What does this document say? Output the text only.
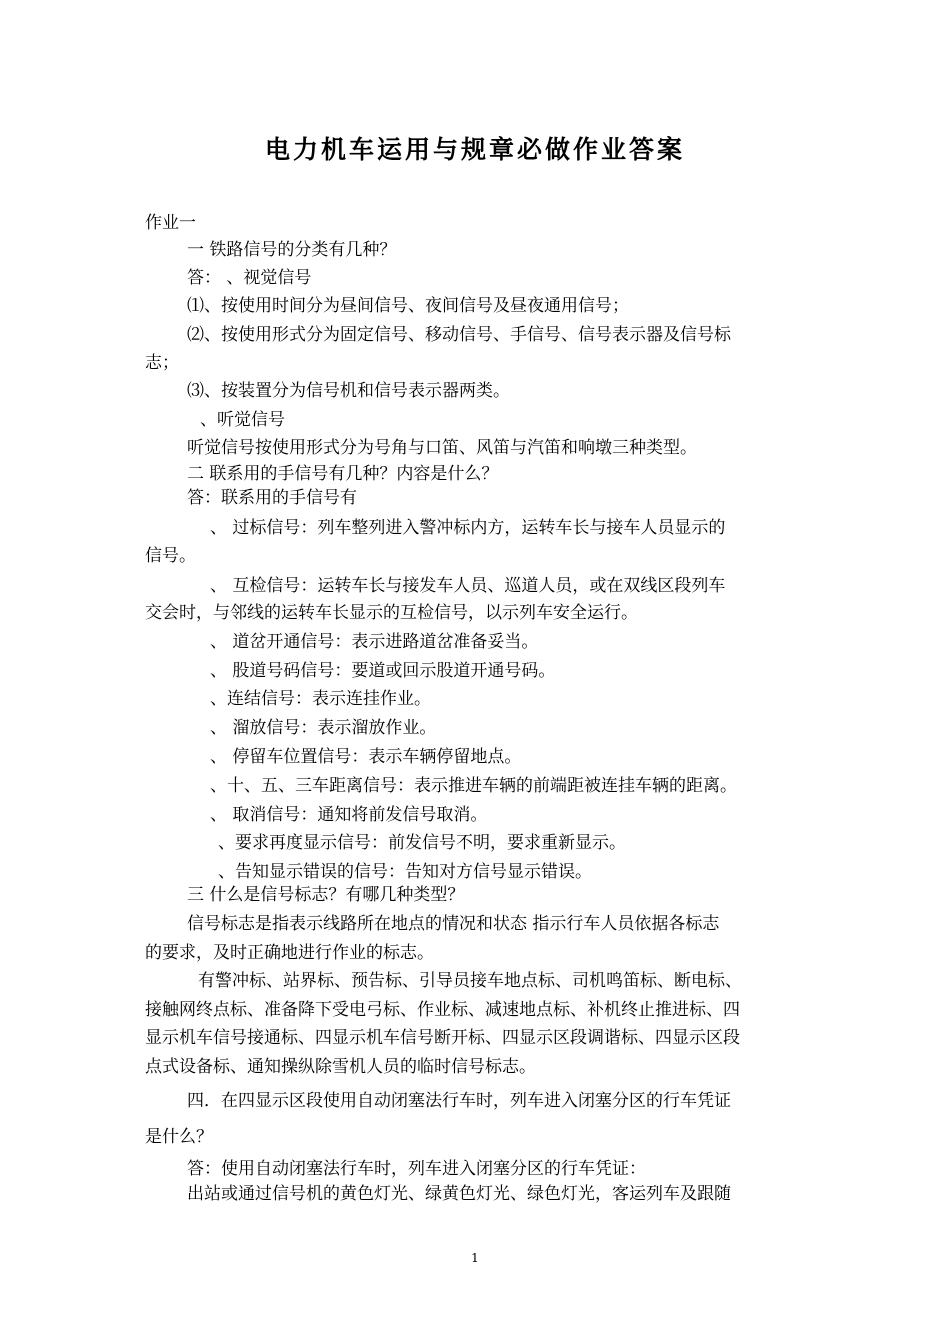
电力机车运用与规章必做作业答案
作业一
一 铁路信号的分类有几种？
答： 、视觉信号
⑴、按使用时间分为昼间信号、夜间信号及昼夜通用信号；
⑵、按使用形式分为固定信号、移动信号、手信号、信号表示器及信号标
志；
⑶、按装置分为信号机和信号表示器两类。
、听觉信号
听觉信号按使用形式分为号角与口笛、风笛与汽笛和响墩三种类型。
二 联系用的手信号有几种？内容是什么？
答：联系用的手信号有
、 过标信号：列车整列进入警冲标内方，运转车长与接车人员显示的
信号。
、 互检信号：运转车长与接发车人员、巡道人员，或在双线区段列车
交会时，与邻线的运转车长显示的互检信号，以示列车安全运行。
、 道岔开通信号：表示进路道岔准备妥当。
、 股道号码信号：要道或回示股道开通号码。
、连结信号：表示连挂作业。
、 溜放信号：表示溜放作业。
、 停留车位置信号：表示车辆停留地点。
、十、五、三车距离信号：表示推进车辆的前端距被连挂车辆的距离。
、 取消信号：通知将前发信号取消。
、要求再度显示信号：前发信号不明，要求重新显示。
、告知显示错误的信号：告知对方信号显示错误。
三 什么是信号标志？有哪几种类型？
信号标志是指表示线路所在地点的情况和状态 指示行车人员依据各标志
的要求，及时正确地进行作业的标志。
有警冲标、站界标、预告标、引导员接车地点标、司机鸣笛标、断电标、
接触网终点标、准备降下受电弓标、作业标、减速地点标、补机终止推进标、四
显示机车信号接通标、四显示机车信号断开标、四显示区段调谐标、四显示区段
点式设备标、通知操纵除雪机人员的临时信号标志。
四．在四显示区段使用自动闭塞法行车时，列车进入闭塞分区的行车凭证
是什么？
答：使用自动闭塞法行车时，列车进入闭塞分区的行车凭证：
出站或通过信号机的黄色灯光、绿黄色灯光、绿色灯光，客运列车及跟随
1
========================================================================
- **Task goal**
Your task is to return the entries above exactly, with no pictures.

- **Exercise result**
What does this document say? Output the text only.
电力机车运用与规章必做作业答案
作业一
一 铁路信号的分类有几种？
答： 、视觉信号
⑴、按使用时间分为昼间信号、夜间信号及昼夜通用信号；
⑵、按使用形式分为固定信号、移动信号、手信号、信号表示器及信号标
志；
⑶、按装置分为信号机和信号表示器两类。
、听觉信号
听觉信号按使用形式分为号角与口笛、风笛与汽笛和响墩三种类型。
二 联系用的手信号有几种？内容是什么？
答：联系用的手信号有
、 过标信号：列车整列进入警冲标内方，运转车长与接车人员显示的
信号。
、 互检信号：运转车长与接发车人员、巡道人员，或在双线区段列车
交会时，与邻线的运转车长显示的互检信号，以示列车安全运行。
、 道岔开通信号：表示进路道岔准备妥当。
、 股道号码信号：要道或回示股道开通号码。
、连结信号：表示连挂作业。
、 溜放信号：表示溜放作业。
、 停留车位置信号：表示车辆停留地点。
、十、五、三车距离信号：表示推进车辆的前端距被连挂车辆的距离。
、 取消信号：通知将前发信号取消。
、要求再度显示信号：前发信号不明，要求重新显示。
、告知显示错误的信号：告知对方信号显示错误。
三 什么是信号标志？有哪几种类型？
信号标志是指表示线路所在地点的情况和状态 指示行车人员依据各标志
的要求，及时正确地进行作业的标志。
有警冲标、站界标、预告标、引导员接车地点标、司机鸣笛标、断电标、
接触网终点标、准备降下受电弓标、作业标、减速地点标、补机终止推进标、四
显示机车信号接通标、四显示机车信号断开标、四显示区段调谐标、四显示区段
点式设备标、通知操纵除雪机人员的临时信号标志。
四．在四显示区段使用自动闭塞法行车时，列车进入闭塞分区的行车凭证
是什么？
答：使用自动闭塞法行车时，列车进入闭塞分区的行车凭证：
出站或通过信号机的黄色灯光、绿黄色灯光、绿色灯光，客运列车及跟随
1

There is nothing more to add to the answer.